**Task description**:
Only the lines from the one containing "Give me a plain-text" through the last line below should be written out, exactly and with both ends kept.

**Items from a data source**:
────────────────────────────────────────

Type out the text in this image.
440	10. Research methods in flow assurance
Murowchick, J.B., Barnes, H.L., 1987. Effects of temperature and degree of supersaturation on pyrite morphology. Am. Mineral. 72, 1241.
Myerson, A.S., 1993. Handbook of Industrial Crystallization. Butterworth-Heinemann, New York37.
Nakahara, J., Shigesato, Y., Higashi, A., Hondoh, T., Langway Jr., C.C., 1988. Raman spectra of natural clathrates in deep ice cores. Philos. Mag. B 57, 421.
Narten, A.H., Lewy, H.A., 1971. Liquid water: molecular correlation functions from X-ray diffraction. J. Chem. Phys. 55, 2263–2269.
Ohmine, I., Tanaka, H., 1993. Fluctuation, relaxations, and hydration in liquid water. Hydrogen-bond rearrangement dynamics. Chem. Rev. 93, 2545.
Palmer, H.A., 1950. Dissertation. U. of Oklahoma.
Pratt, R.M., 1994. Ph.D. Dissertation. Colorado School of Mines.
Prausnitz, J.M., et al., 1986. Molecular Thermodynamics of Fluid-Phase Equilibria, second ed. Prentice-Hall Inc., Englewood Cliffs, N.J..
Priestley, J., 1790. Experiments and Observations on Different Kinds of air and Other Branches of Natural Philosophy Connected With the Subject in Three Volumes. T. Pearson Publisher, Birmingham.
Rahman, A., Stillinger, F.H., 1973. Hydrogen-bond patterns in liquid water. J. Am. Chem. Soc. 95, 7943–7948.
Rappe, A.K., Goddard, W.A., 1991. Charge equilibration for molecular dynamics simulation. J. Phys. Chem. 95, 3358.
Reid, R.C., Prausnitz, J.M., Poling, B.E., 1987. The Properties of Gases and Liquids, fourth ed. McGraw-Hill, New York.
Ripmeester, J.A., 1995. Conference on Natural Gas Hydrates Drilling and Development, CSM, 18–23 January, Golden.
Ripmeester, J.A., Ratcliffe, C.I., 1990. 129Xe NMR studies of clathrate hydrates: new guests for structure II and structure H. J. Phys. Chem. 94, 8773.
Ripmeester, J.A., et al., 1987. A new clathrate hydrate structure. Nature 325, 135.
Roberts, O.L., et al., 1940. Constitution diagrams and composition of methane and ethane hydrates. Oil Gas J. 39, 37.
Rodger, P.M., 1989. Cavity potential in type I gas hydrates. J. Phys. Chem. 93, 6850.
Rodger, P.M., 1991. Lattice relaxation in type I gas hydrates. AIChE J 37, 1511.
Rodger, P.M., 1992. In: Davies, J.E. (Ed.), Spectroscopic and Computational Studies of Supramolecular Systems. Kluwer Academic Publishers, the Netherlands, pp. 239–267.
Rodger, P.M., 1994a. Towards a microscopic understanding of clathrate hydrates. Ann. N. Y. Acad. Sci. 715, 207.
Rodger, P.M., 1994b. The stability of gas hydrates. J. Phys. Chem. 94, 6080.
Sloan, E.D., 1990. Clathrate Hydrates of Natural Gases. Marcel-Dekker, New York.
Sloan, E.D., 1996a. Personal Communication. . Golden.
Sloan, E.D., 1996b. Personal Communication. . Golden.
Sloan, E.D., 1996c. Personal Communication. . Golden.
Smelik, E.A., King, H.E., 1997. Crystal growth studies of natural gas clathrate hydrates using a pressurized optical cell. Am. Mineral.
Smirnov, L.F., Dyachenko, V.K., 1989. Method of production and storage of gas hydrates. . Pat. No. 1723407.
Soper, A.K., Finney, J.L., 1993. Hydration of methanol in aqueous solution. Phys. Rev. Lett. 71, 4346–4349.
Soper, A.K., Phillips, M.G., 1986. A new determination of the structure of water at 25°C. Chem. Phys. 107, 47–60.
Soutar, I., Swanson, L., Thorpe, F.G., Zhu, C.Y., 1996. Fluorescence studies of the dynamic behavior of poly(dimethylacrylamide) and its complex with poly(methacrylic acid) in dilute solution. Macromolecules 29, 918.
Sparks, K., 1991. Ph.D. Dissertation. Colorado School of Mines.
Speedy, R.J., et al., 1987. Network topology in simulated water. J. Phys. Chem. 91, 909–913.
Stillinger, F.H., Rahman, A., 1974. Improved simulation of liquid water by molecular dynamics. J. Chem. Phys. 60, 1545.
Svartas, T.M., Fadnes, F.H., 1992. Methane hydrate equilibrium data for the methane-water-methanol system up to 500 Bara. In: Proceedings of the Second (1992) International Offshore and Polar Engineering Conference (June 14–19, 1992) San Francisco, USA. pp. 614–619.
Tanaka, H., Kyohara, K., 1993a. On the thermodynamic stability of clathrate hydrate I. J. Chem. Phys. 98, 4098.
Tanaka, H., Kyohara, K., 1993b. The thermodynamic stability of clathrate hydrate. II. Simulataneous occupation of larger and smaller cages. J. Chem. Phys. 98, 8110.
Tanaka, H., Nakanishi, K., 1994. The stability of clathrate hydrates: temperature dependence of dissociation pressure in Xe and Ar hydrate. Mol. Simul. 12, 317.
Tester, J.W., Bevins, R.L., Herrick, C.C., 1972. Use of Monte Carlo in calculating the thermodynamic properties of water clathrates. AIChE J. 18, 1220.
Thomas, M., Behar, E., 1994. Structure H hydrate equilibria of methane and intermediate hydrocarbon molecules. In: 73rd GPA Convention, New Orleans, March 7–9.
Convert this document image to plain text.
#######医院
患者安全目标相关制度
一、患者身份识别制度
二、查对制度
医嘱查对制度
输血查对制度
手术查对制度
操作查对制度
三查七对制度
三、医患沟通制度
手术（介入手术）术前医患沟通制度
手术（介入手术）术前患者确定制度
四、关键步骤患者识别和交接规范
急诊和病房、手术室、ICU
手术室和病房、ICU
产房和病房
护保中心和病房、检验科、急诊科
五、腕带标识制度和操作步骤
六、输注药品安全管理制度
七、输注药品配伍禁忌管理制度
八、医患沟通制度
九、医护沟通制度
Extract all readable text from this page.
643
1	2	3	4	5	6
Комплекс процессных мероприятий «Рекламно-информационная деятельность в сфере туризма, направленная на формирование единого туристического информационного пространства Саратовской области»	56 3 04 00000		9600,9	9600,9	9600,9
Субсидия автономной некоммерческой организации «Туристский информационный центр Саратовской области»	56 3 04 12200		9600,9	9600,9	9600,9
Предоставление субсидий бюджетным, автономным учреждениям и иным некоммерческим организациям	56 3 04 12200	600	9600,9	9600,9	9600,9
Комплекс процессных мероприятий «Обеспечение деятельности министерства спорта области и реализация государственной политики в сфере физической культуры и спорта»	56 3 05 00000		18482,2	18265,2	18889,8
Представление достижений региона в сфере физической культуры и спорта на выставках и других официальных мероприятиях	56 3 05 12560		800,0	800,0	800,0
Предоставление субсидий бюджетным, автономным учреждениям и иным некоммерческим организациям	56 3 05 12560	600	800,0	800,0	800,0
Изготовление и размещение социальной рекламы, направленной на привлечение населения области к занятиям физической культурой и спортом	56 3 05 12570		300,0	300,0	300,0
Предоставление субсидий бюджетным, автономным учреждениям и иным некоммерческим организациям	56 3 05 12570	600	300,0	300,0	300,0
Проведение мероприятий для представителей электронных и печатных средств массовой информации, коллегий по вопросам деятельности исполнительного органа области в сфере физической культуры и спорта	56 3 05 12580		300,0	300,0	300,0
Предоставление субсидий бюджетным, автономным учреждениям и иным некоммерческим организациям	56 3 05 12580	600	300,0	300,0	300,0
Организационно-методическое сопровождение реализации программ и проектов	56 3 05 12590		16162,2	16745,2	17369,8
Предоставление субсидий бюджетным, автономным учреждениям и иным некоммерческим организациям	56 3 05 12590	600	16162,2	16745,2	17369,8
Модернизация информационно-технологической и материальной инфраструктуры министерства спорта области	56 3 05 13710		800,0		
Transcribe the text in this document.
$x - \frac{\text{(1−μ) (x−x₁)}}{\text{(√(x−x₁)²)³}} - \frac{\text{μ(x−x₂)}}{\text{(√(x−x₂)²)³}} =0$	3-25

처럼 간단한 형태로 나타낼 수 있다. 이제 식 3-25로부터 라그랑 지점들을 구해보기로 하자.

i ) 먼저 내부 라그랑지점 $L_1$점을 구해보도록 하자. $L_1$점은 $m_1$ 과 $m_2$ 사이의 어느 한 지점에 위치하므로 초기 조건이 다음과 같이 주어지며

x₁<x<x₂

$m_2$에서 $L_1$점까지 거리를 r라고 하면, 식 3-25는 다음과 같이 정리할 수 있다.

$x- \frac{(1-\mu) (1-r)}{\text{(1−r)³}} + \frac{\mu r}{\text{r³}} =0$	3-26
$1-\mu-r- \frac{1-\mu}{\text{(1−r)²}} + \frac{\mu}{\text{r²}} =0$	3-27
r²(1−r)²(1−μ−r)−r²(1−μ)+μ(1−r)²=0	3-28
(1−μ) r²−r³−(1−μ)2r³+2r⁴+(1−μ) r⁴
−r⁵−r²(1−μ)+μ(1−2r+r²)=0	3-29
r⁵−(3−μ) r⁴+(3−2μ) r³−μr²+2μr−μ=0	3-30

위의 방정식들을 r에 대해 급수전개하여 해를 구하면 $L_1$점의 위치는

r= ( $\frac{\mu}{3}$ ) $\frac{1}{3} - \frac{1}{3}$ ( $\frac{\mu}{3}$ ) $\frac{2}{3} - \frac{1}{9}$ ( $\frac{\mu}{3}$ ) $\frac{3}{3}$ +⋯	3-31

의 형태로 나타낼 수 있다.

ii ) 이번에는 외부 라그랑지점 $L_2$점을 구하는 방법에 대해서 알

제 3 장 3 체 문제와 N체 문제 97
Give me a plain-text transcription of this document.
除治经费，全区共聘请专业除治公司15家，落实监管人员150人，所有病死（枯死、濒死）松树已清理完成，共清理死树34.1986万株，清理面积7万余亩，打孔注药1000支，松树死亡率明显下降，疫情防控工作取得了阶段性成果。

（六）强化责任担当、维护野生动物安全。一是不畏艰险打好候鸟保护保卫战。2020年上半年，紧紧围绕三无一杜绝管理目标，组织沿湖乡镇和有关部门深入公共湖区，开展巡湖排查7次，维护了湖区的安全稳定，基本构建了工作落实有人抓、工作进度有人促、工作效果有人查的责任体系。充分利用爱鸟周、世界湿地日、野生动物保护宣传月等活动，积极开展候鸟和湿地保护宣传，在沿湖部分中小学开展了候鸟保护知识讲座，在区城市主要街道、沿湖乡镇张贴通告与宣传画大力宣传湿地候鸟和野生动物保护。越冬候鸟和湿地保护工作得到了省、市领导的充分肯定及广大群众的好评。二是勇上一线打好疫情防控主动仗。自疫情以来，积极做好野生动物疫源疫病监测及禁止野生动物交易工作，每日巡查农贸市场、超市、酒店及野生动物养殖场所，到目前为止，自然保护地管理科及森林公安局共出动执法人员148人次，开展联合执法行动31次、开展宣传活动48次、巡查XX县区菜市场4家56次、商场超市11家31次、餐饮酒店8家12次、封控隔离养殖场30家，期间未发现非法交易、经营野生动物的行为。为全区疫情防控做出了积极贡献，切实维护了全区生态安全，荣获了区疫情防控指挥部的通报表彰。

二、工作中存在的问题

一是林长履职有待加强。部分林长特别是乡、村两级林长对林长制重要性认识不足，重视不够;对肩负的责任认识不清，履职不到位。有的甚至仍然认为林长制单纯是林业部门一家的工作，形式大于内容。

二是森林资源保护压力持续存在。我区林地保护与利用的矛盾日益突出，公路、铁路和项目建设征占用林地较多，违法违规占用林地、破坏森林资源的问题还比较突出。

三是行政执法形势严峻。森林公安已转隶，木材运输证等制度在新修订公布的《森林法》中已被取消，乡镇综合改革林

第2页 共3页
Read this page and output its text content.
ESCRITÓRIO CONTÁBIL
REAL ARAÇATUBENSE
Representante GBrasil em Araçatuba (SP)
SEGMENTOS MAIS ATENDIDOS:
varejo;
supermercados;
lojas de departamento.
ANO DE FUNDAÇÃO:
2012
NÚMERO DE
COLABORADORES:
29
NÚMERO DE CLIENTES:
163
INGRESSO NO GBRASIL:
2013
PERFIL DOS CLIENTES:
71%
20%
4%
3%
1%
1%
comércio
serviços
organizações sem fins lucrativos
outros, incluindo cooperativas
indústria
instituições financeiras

────────────────────────────────────────

**Solution to the exercise**:
Give me a plain-text transcription of this document.
除治经费，全区共聘请专业除治公司15家，落实监管人员150人，所有病死（枯死、濒死）松树已清理完成，共清理死树34.1986万株，清理面积7万余亩，打孔注药1000支，松树死亡率明显下降，疫情防控工作取得了阶段性成果。

（六）强化责任担当、维护野生动物安全。一是不畏艰险打好候鸟保护保卫战。2020年上半年，紧紧围绕三无一杜绝管理目标，组织沿湖乡镇和有关部门深入公共湖区，开展巡湖排查7次，维护了湖区的安全稳定，基本构建了工作落实有人抓、工作进度有人促、工作效果有人查的责任体系。充分利用爱鸟周、世界湿地日、野生动物保护宣传月等活动，积极开展候鸟和湿地保护宣传，在沿湖部分中小学开展了候鸟保护知识讲座，在区城市主要街道、沿湖乡镇张贴通告与宣传画大力宣传湿地候鸟和野生动物保护。越冬候鸟和湿地保护工作得到了省、市领导的充分肯定及广大群众的好评。二是勇上一线打好疫情防控主动仗。自疫情以来，积极做好野生动物疫源疫病监测及禁止野生动物交易工作，每日巡查农贸市场、超市、酒店及野生动物养殖场所，到目前为止，自然保护地管理科及森林公安局共出动执法人员148人次，开展联合执法行动31次、开展宣传活动48次、巡查XX县区菜市场4家56次、商场超市11家31次、餐饮酒店8家12次、封控隔离养殖场30家，期间未发现非法交易、经营野生动物的行为。为全区疫情防控做出了积极贡献，切实维护了全区生态安全，荣获了区疫情防控指挥部的通报表彰。

二、工作中存在的问题

一是林长履职有待加强。部分林长特别是乡、村两级林长对林长制重要性认识不足，重视不够;对肩负的责任认识不清，履职不到位。有的甚至仍然认为林长制单纯是林业部门一家的工作，形式大于内容。

二是森林资源保护压力持续存在。我区林地保护与利用的矛盾日益突出，公路、铁路和项目建设征占用林地较多，违法违规占用林地、破坏森林资源的问题还比较突出。

三是行政执法形势严峻。森林公安已转隶，木材运输证等制度在新修订公布的《森林法》中已被取消，乡镇综合改革林

第2页 共3页
Read this page and output its text content.
ESCRITÓRIO CONTÁBIL
REAL ARAÇATUBENSE
Representante GBrasil em Araçatuba (SP)
SEGMENTOS MAIS ATENDIDOS:
varejo;
supermercados;
lojas de departamento.
ANO DE FUNDAÇÃO:
2012
NÚMERO DE
COLABORADORES:
29
NÚMERO DE CLIENTES:
163
INGRESSO NO GBRASIL:
2013
PERFIL DOS CLIENTES:
71%
20%
4%
3%
1%
1%
comércio
serviços
organizações sem fins lucrativos
outros, incluindo cooperativas
indústria
instituições financeiras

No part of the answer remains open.